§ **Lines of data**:

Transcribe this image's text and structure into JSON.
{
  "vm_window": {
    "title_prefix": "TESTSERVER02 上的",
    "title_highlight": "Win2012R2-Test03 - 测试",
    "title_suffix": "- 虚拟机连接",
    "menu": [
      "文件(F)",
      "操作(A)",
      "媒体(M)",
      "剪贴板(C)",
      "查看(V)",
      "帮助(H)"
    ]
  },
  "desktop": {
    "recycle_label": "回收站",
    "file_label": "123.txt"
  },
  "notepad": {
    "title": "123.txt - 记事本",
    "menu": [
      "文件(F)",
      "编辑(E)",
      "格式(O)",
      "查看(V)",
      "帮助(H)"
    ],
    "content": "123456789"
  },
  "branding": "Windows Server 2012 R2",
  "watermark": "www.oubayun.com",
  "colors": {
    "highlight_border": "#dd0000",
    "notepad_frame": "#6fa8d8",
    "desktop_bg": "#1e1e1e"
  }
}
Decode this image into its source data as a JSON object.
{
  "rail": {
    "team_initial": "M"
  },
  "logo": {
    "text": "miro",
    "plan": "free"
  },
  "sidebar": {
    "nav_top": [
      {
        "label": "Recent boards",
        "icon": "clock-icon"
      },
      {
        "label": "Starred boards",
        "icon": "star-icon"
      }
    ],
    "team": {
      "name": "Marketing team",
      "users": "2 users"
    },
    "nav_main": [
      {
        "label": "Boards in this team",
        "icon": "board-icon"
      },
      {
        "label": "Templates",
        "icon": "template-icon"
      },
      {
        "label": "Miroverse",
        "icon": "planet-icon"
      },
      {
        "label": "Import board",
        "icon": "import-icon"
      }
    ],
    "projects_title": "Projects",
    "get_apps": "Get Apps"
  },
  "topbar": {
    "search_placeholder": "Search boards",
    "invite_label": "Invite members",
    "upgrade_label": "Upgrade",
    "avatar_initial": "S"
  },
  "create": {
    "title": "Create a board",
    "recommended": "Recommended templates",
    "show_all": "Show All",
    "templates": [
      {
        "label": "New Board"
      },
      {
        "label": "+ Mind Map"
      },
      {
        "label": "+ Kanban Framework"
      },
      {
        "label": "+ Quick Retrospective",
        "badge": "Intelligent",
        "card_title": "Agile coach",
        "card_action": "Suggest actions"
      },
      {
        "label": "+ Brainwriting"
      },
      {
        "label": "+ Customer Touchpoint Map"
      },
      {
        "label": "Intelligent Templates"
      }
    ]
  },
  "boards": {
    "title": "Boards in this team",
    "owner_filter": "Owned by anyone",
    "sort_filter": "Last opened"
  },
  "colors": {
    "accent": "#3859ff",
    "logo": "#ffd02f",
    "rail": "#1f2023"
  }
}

§ **The problem**:
Extract, verbatim, the lines from the one containing "Decode this image" through the last line of the listing above.

§ **Result of the task**:
Decode this image into its source data as a JSON object.
{
  "rail": {
    "team_initial": "M"
  },
  "logo": {
    "text": "miro",
    "plan": "free"
  },
  "sidebar": {
    "nav_top": [
      {
        "label": "Recent boards",
        "icon": "clock-icon"
      },
      {
        "label": "Starred boards",
        "icon": "star-icon"
      }
    ],
    "team": {
      "name": "Marketing team",
      "users": "2 users"
    },
    "nav_main": [
      {
        "label": "Boards in this team",
        "icon": "board-icon"
      },
      {
        "label": "Templates",
        "icon": "template-icon"
      },
      {
        "label": "Miroverse",
        "icon": "planet-icon"
      },
      {
        "label": "Import board",
        "icon": "import-icon"
      }
    ],
    "projects_title": "Projects",
    "get_apps": "Get Apps"
  },
  "topbar": {
    "search_placeholder": "Search boards",
    "invite_label": "Invite members",
    "upgrade_label": "Upgrade",
    "avatar_initial": "S"
  },
  "create": {
    "title": "Create a board",
    "recommended": "Recommended templates",
    "show_all": "Show All",
    "templates": [
      {
        "label": "New Board"
      },
      {
        "label": "+ Mind Map"
      },
      {
        "label": "+ Kanban Framework"
      },
      {
        "label": "+ Quick Retrospective",
        "badge": "Intelligent",
        "card_title": "Agile coach",
        "card_action": "Suggest actions"
      },
      {
        "label": "+ Brainwriting"
      },
      {
        "label": "+ Customer Touchpoint Map"
      },
      {
        "label": "Intelligent Templates"
      }
    ]
  },
  "boards": {
    "title": "Boards in this team",
    "owner_filter": "Owned by anyone",
    "sort_filter": "Last opened"
  },
  "colors": {
    "accent": "#3859ff",
    "logo": "#ffd02f",
    "rail": "#1f2023"
  }
}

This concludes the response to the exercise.